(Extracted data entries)
┌──
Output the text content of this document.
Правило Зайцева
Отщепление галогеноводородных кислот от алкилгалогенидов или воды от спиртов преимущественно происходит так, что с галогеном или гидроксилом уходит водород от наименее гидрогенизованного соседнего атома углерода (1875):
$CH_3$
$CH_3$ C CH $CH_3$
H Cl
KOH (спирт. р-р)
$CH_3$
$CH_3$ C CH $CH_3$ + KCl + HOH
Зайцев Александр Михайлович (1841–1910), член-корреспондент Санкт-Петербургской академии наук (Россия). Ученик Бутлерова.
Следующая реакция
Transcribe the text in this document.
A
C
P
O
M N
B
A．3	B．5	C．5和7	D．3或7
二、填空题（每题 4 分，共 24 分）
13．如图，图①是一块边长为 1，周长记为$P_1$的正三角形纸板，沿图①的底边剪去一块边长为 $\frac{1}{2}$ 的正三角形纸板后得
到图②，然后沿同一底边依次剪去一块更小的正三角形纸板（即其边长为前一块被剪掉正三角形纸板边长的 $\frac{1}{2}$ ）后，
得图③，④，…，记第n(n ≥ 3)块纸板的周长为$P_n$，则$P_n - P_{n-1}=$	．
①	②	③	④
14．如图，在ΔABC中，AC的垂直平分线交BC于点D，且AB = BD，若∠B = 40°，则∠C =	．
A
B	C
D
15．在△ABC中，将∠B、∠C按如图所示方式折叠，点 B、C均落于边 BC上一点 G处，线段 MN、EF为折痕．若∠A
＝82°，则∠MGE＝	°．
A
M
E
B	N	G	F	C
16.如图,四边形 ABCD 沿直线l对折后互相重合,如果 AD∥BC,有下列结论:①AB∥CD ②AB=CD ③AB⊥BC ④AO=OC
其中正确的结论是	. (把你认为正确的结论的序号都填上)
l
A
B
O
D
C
└──
▶ [Written instruction]
Find how many of the lines above have the word "frac" in them. State only that number.

▶ [Written reply]
2